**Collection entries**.
▬▬▬▬▬▬

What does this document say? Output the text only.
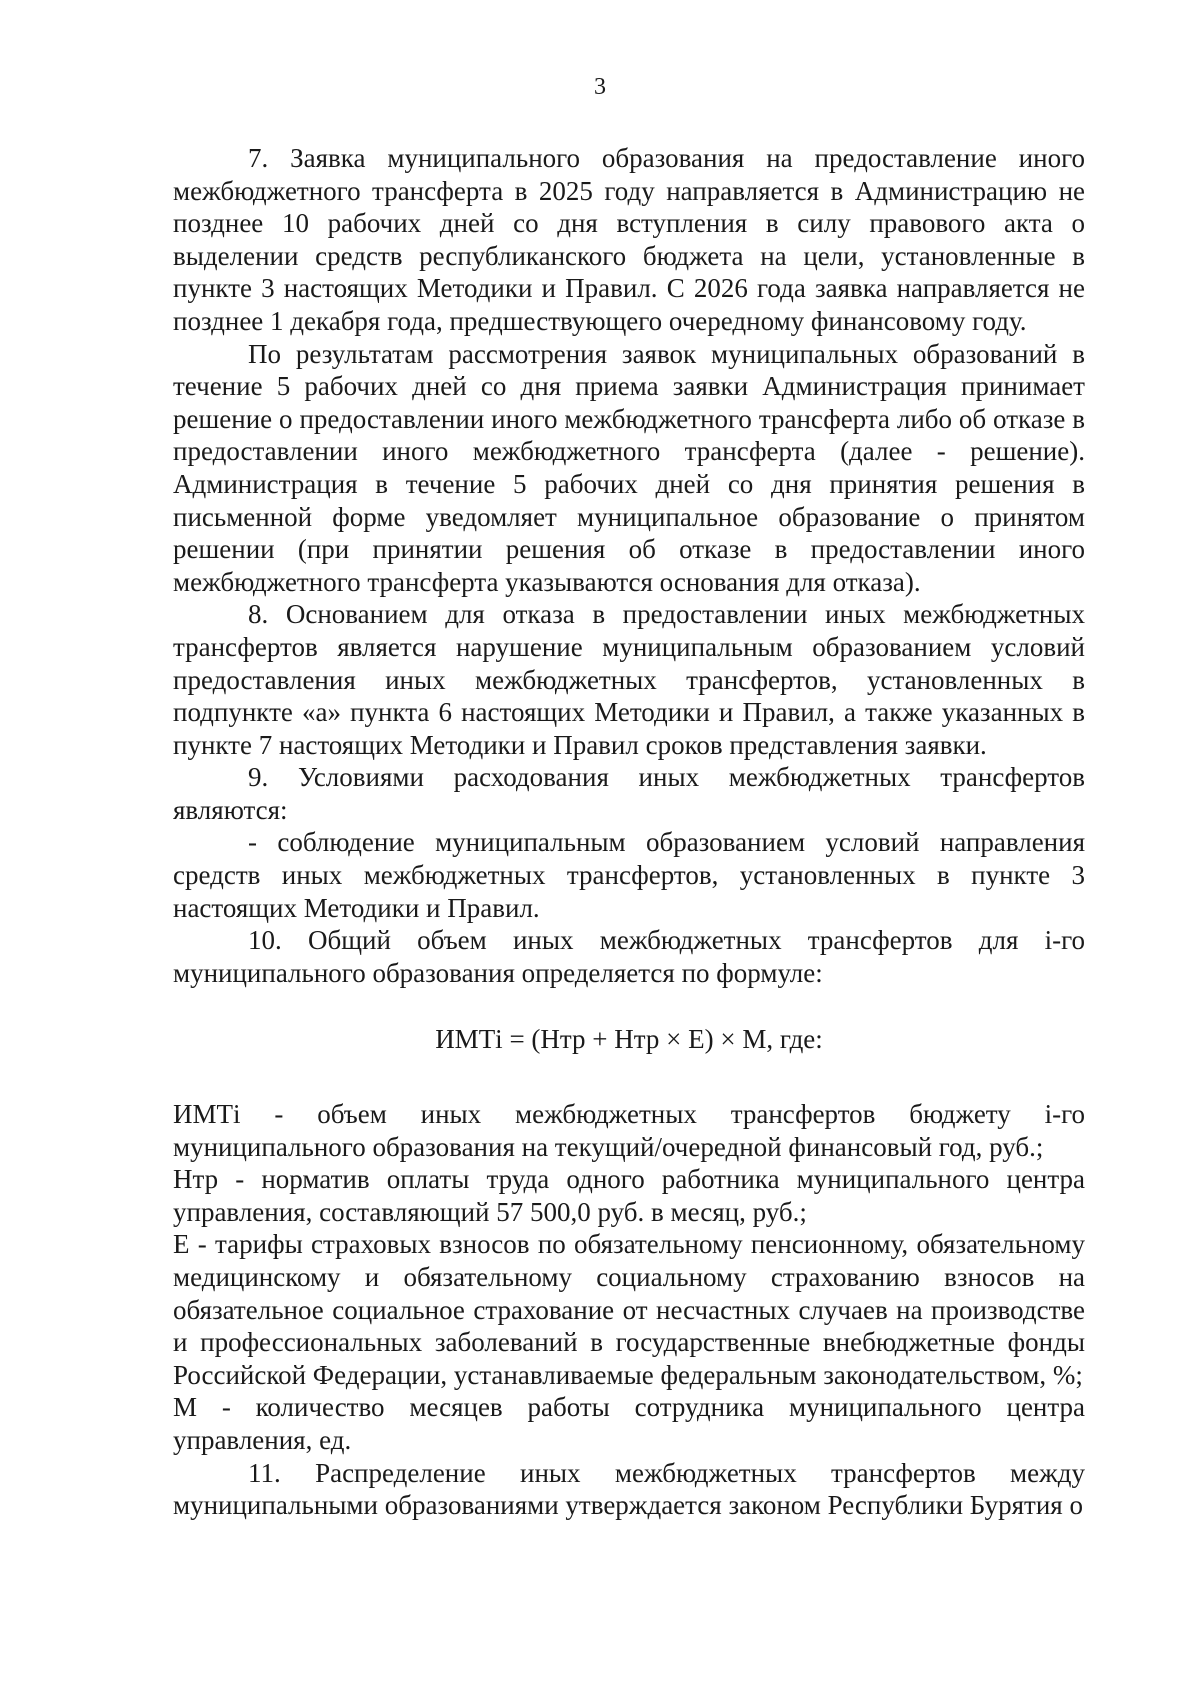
3

7. Заявка муниципального образования на предоставление иного межбюджетного трансферта в 2025 году направляется в Администрацию не позднее 10 рабочих дней со дня вступления в силу правового акта о выделении средств республиканского бюджета на цели, установленные в пункте 3 настоящих Методики и Правил. С 2026 года заявка направляется не позднее 1 декабря года, предшествующего очередному финансовому году.

По результатам рассмотрения заявок муниципальных образований в течение 5 рабочих дней со дня приема заявки Администрация принимает решение о предоставлении иного межбюджетного трансферта либо об отказе в предоставлении иного межбюджетного трансферта (далее - решение). Администрация в течение 5 рабочих дней со дня принятия решения в письменной форме уведомляет муниципальное образование о принятом решении (при принятии решения об отказе в предоставлении иного межбюджетного трансферта указываются основания для отказа).

8. Основанием для отказа в предоставлении иных межбюджетных трансфертов является нарушение муниципальным образованием условий предоставления иных межбюджетных трансфертов, установленных в подпункте «а» пункта 6 настоящих Методики и Правил, а также указанных в пункте 7 настоящих Методики и Правил сроков представления заявки.

9. Условиями расходования иных межбюджетных трансфертов являются:

- соблюдение муниципальным образованием условий направления средств иных межбюджетных трансфертов, установленных в пункте 3 настоящих Методики и Правил.

10. Общий объем иных межбюджетных трансфертов для i-го муниципального образования определяется по формуле:

ИМТi = (Нтр + Нтр × Е) × М, где:

ИМТi - объем иных межбюджетных трансфертов бюджету i-го муниципального образования на текущий/очередной финансовый год, руб.;

Нтр - норматив оплаты труда одного работника муниципального центра управления, составляющий 57 500,0 руб. в месяц, руб.;

Е - тарифы страховых взносов по обязательному пенсионному, обязательному медицинскому и обязательному социальному страхованию взносов на обязательное социальное страхование от несчастных случаев на производстве и профессиональных заболеваний в государственные внебюджетные фонды Российской Федерации, устанавливаемые федеральным законодательством, %;

М - количество месяцев работы сотрудника муниципального центра управления, ед.

11. Распределение иных межбюджетных трансфертов между муниципальными образованиями утверждается законом Республики Бурятия о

▬▬▬▬▬▬

**AIM OF THE TASK**.
Reproduce every entry word for word, but skip any pictures.

**SOLUTION TO THE EXERCISE**.
What does this document say? Output the text only.
3

7. Заявка муниципального образования на предоставление иного межбюджетного трансферта в 2025 году направляется в Администрацию не позднее 10 рабочих дней со дня вступления в силу правового акта о выделении средств республиканского бюджета на цели, установленные в пункте 3 настоящих Методики и Правил. С 2026 года заявка направляется не позднее 1 декабря года, предшествующего очередному финансовому году.

По результатам рассмотрения заявок муниципальных образований в течение 5 рабочих дней со дня приема заявки Администрация принимает решение о предоставлении иного межбюджетного трансферта либо об отказе в предоставлении иного межбюджетного трансферта (далее - решение). Администрация в течение 5 рабочих дней со дня принятия решения в письменной форме уведомляет муниципальное образование о принятом решении (при принятии решения об отказе в предоставлении иного межбюджетного трансферта указываются основания для отказа).

8. Основанием для отказа в предоставлении иных межбюджетных трансфертов является нарушение муниципальным образованием условий предоставления иных межбюджетных трансфертов, установленных в подпункте «а» пункта 6 настоящих Методики и Правил, а также указанных в пункте 7 настоящих Методики и Правил сроков представления заявки.

9. Условиями расходования иных межбюджетных трансфертов являются:

- соблюдение муниципальным образованием условий направления средств иных межбюджетных трансфертов, установленных в пункте 3 настоящих Методики и Правил.

10. Общий объем иных межбюджетных трансфертов для i-го муниципального образования определяется по формуле:

ИМТi = (Нтр + Нтр × Е) × М, где:

ИМТi - объем иных межбюджетных трансфертов бюджету i-го муниципального образования на текущий/очередной финансовый год, руб.;

Нтр - норматив оплаты труда одного работника муниципального центра управления, составляющий 57 500,0 руб. в месяц, руб.;

Е - тарифы страховых взносов по обязательному пенсионному, обязательному медицинскому и обязательному социальному страхованию взносов на обязательное социальное страхование от несчастных случаев на производстве и профессиональных заболеваний в государственные внебюджетные фонды Российской Федерации, устанавливаемые федеральным законодательством, %;

М - количество месяцев работы сотрудника муниципального центра управления, ед.

11. Распределение иных межбюджетных трансфертов между муниципальными образованиями утверждается законом Республики Бурятия о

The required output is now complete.